SET PROBLEM = Count the lines below that contain "from". Give only the number.

SOURCE DATA =

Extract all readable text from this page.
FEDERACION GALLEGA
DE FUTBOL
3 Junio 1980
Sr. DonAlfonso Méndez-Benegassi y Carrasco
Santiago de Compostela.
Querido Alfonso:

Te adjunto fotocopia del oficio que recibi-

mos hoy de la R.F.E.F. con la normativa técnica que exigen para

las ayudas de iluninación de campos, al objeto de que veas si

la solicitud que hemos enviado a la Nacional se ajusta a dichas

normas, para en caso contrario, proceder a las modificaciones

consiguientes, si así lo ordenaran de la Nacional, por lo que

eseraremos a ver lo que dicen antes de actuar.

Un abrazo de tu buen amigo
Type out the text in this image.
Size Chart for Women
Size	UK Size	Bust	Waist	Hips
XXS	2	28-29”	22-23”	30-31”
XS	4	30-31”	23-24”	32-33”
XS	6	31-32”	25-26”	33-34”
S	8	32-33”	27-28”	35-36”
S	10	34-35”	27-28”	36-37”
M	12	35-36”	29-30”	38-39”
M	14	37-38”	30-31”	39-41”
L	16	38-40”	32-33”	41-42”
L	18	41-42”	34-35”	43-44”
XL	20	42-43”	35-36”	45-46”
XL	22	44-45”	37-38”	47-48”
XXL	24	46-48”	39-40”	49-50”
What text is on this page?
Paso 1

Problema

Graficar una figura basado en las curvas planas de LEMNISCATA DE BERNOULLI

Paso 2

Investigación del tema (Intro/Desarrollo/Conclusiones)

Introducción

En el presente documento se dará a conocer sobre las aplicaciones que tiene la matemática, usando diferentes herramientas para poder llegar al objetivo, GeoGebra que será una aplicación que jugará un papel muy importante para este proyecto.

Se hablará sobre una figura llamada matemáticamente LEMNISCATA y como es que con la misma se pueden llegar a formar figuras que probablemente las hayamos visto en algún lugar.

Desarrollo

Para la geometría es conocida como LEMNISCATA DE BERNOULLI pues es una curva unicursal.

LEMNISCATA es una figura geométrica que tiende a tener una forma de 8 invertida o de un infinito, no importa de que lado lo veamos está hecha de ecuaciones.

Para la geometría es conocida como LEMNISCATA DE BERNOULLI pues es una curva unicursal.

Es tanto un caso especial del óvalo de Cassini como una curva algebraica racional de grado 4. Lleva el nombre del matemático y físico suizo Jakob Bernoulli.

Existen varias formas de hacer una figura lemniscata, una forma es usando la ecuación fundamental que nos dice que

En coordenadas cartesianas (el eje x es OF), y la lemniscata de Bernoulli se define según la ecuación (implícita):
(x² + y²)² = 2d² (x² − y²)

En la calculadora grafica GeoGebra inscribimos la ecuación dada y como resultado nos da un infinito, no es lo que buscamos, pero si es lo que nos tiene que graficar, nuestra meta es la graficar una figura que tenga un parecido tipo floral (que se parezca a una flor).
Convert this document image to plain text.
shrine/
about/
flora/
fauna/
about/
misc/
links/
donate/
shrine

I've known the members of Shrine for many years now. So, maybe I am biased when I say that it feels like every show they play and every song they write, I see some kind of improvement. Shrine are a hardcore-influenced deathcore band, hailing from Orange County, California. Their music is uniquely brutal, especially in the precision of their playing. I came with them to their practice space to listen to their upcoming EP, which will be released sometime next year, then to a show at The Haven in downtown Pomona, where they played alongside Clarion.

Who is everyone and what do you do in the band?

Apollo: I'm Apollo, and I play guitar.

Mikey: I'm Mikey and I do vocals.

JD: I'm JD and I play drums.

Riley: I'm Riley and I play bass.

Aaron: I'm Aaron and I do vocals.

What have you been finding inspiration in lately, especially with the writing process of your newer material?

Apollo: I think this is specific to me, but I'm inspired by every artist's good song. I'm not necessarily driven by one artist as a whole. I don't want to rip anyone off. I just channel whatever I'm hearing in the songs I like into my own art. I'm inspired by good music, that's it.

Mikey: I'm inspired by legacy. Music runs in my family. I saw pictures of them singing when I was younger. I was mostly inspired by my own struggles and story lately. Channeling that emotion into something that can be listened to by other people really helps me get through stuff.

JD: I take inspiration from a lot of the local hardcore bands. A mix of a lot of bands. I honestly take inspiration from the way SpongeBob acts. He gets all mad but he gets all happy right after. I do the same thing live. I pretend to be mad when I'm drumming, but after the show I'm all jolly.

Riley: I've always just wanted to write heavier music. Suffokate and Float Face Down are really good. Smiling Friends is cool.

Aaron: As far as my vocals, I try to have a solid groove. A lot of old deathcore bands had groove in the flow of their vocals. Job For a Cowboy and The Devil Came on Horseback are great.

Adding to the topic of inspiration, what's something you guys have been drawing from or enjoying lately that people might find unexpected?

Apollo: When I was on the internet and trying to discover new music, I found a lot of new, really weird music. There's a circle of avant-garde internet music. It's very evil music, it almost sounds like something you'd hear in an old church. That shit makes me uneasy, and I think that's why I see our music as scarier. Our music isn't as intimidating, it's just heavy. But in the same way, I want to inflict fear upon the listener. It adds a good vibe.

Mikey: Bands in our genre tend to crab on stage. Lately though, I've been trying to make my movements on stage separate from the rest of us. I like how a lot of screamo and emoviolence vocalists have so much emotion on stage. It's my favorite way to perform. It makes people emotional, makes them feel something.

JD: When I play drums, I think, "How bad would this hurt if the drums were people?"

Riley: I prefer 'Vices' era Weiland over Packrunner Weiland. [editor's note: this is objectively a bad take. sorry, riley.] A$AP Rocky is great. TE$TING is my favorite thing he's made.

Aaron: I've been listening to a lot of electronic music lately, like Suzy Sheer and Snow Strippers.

RESULT OF THE TASK = 5